[Data items]
•••••

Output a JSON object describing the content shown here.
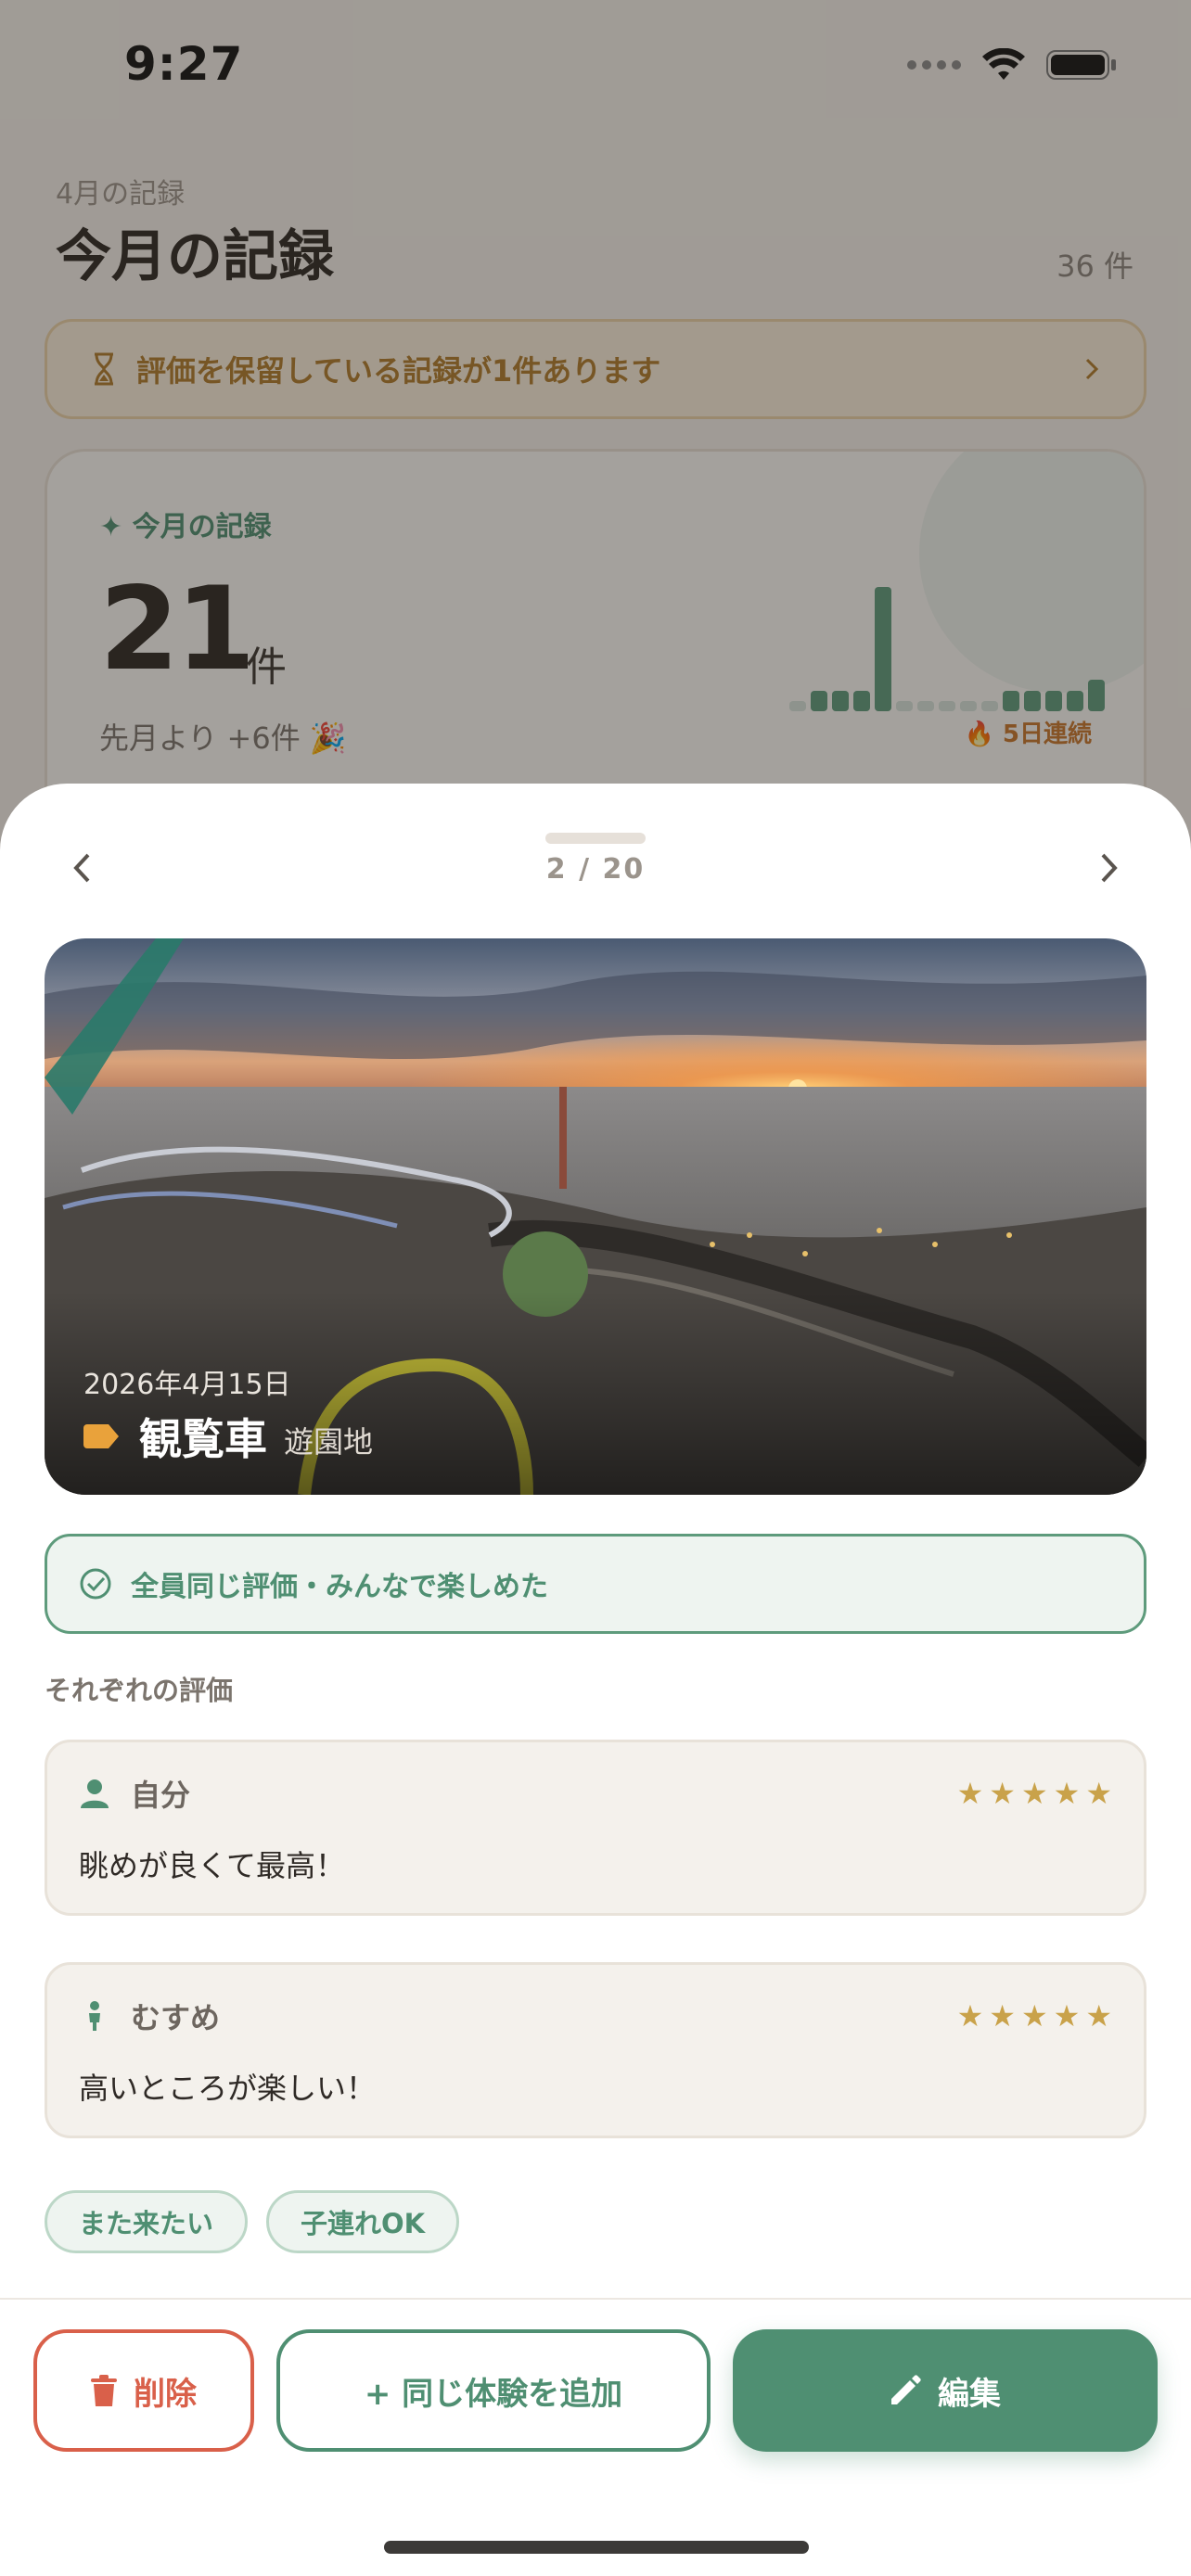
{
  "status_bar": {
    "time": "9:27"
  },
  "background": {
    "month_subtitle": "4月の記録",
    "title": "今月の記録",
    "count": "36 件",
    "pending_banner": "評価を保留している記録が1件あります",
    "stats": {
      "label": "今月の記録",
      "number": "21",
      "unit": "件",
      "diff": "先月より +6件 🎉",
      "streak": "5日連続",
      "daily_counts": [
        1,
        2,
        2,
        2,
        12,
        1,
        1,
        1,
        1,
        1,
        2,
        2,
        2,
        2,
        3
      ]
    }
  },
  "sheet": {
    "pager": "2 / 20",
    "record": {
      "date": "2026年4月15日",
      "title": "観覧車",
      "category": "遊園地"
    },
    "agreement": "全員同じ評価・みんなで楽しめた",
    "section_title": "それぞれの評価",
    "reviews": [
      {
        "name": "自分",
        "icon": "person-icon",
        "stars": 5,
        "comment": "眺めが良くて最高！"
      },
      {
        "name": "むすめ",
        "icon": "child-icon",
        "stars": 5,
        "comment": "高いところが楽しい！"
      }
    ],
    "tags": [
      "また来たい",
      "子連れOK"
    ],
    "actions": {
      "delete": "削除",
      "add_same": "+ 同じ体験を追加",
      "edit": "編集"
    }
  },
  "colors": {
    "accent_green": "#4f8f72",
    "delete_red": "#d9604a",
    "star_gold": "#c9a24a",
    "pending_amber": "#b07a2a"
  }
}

•••••

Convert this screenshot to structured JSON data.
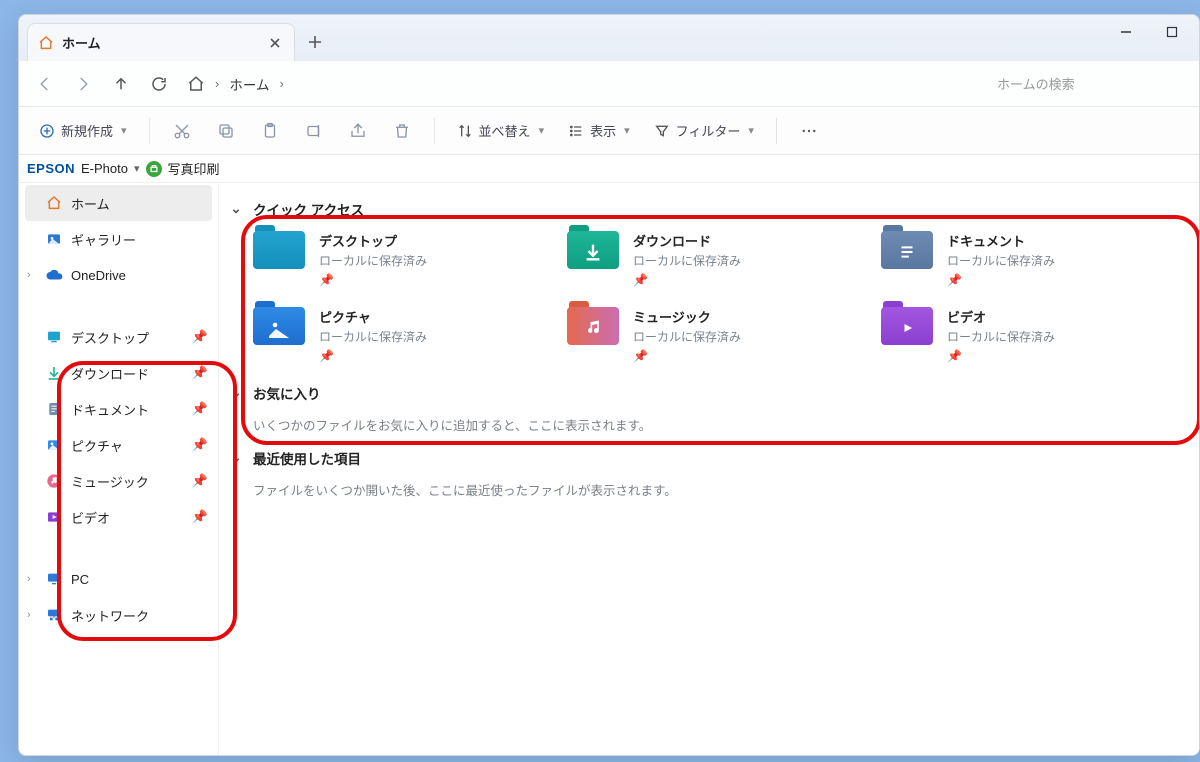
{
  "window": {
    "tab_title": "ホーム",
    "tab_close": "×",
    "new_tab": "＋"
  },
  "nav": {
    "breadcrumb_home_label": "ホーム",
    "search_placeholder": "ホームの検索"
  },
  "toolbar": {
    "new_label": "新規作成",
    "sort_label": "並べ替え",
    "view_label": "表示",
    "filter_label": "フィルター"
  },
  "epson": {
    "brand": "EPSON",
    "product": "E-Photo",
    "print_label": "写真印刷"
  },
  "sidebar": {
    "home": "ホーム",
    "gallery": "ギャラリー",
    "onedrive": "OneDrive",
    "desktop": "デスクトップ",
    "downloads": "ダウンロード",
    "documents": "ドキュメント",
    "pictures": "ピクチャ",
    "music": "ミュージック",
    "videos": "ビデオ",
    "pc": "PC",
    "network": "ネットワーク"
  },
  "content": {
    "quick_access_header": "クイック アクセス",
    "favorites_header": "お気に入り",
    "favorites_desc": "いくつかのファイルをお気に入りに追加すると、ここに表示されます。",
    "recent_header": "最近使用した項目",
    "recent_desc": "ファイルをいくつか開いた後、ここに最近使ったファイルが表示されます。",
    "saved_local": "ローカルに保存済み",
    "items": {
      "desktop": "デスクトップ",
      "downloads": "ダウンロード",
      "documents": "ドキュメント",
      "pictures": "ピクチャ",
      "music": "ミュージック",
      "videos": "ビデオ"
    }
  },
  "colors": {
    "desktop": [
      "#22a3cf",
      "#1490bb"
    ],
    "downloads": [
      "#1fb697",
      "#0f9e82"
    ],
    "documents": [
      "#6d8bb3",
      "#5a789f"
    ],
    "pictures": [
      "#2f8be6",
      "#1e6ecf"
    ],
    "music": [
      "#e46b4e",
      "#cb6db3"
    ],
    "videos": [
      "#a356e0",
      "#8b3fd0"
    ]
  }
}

•••••

[WHAT IS BEING ASKED]
Say how many lines of the material contain the word "JSON", with no other text.

[ANSWER FOR THIS EXERCISE]
2